> **Requisitos do exercício**:
Extraia as linhas de texto de todas as entradas abaixo, reproduzindo-as sem nenhuma alteração. Deixe as imagens de fora da resposta.

━━━━━ Dados registrados

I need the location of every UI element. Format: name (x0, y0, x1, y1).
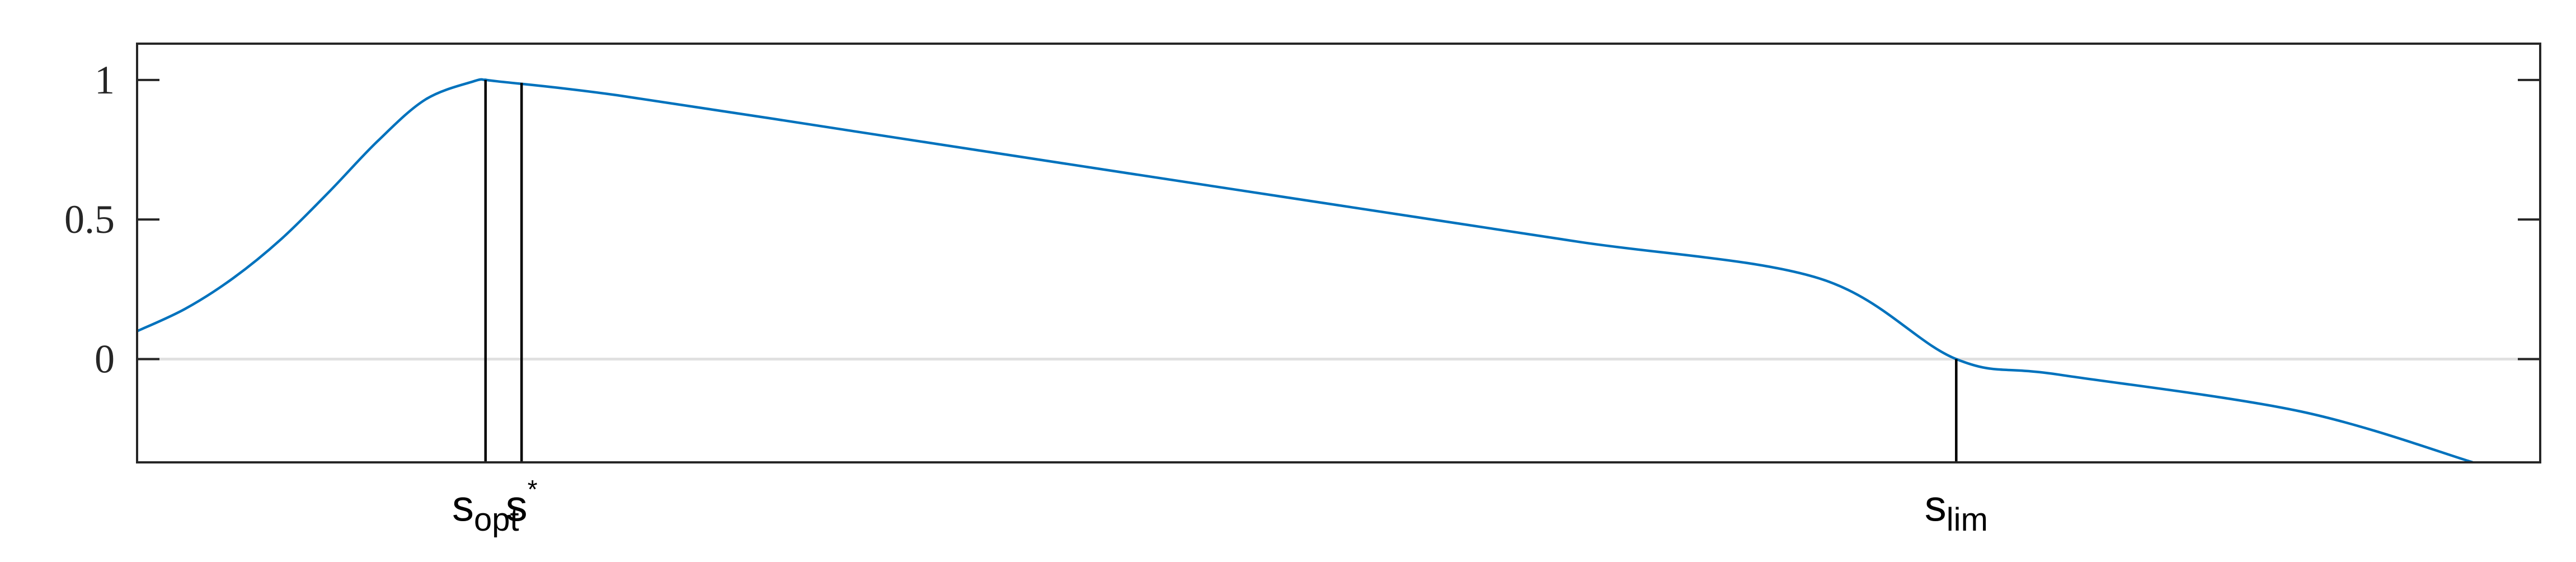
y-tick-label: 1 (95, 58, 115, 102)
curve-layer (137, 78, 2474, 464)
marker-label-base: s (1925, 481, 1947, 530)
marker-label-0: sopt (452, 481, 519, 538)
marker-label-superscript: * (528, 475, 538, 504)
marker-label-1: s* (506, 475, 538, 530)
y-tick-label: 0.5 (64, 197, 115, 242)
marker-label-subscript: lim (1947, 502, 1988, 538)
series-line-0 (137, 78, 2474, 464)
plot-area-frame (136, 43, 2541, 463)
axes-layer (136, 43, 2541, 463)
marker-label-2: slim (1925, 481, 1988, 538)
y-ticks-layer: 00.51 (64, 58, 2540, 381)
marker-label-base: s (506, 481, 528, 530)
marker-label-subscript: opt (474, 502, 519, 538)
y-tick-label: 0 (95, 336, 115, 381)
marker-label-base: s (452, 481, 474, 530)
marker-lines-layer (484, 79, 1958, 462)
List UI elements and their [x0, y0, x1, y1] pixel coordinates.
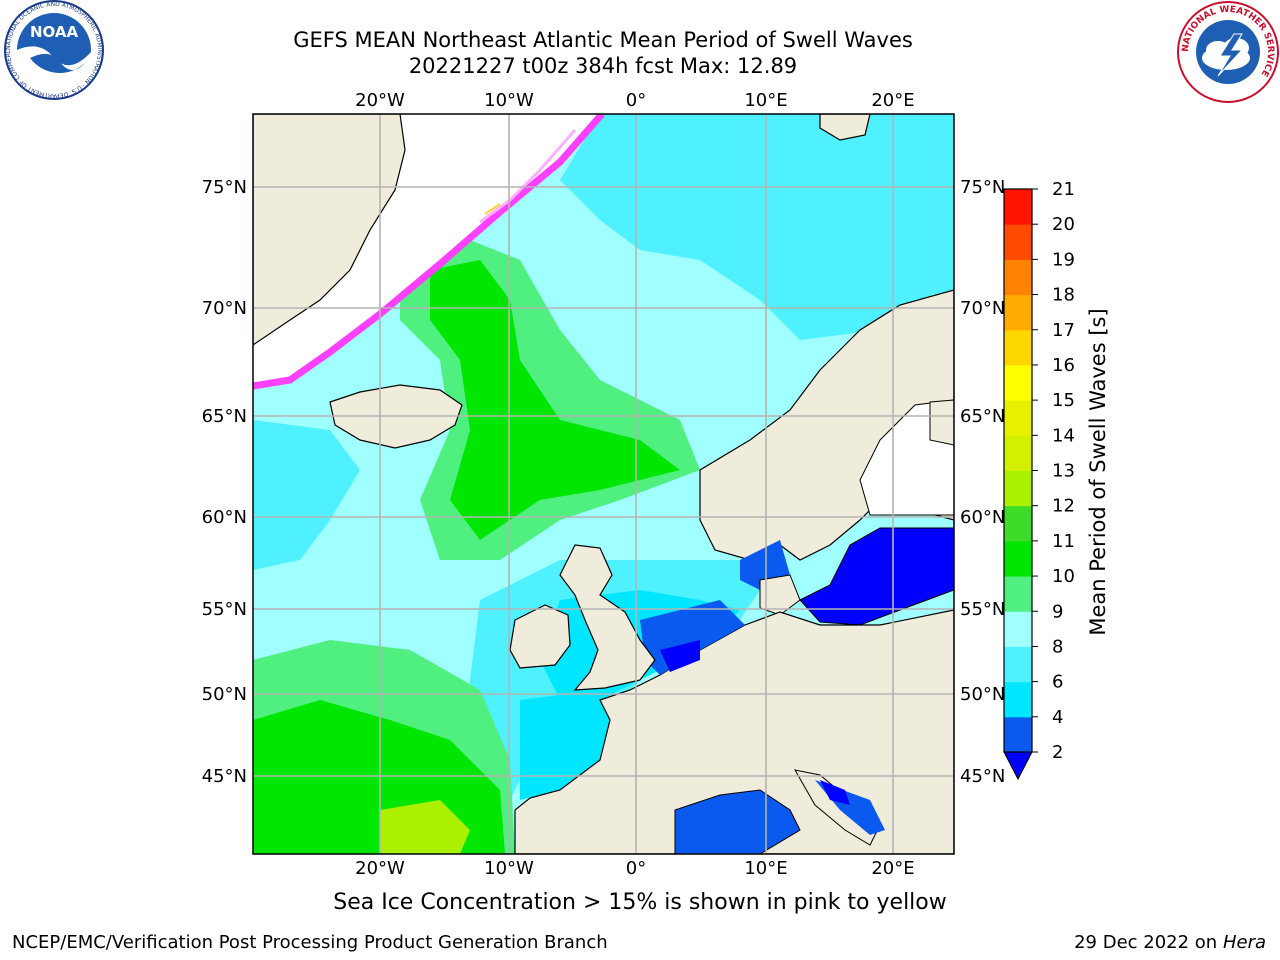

━━━━━━━━━━

> **Resultado do exercício**:
I need the location of every UI element. Format: name (x0, y0, x1, y1).
y-tick-label: 1 (95, 58, 115, 102)
curve-layer (137, 78, 2474, 464)
marker-label-base: s (1925, 481, 1947, 530)
marker-label-0: sopt (452, 481, 519, 538)
marker-label-superscript: * (528, 475, 538, 504)
marker-label-1: s* (506, 475, 538, 530)
y-tick-label: 0.5 (64, 197, 115, 242)
marker-label-subscript: lim (1947, 502, 1988, 538)
series-line-0 (137, 78, 2474, 464)
plot-area-frame (136, 43, 2541, 463)
axes-layer (136, 43, 2541, 463)
marker-label-2: slim (1925, 481, 1988, 538)
y-ticks-layer: 00.51 (64, 58, 2540, 381)
marker-label-base: s (506, 481, 528, 530)
marker-label-subscript: opt (474, 502, 519, 538)
y-tick-label: 0 (95, 336, 115, 381)
marker-label-base: s (452, 481, 474, 530)
marker-lines-layer (484, 79, 1958, 462)
List UI elements and their [x0, y0, x1, y1] pixel coordinates.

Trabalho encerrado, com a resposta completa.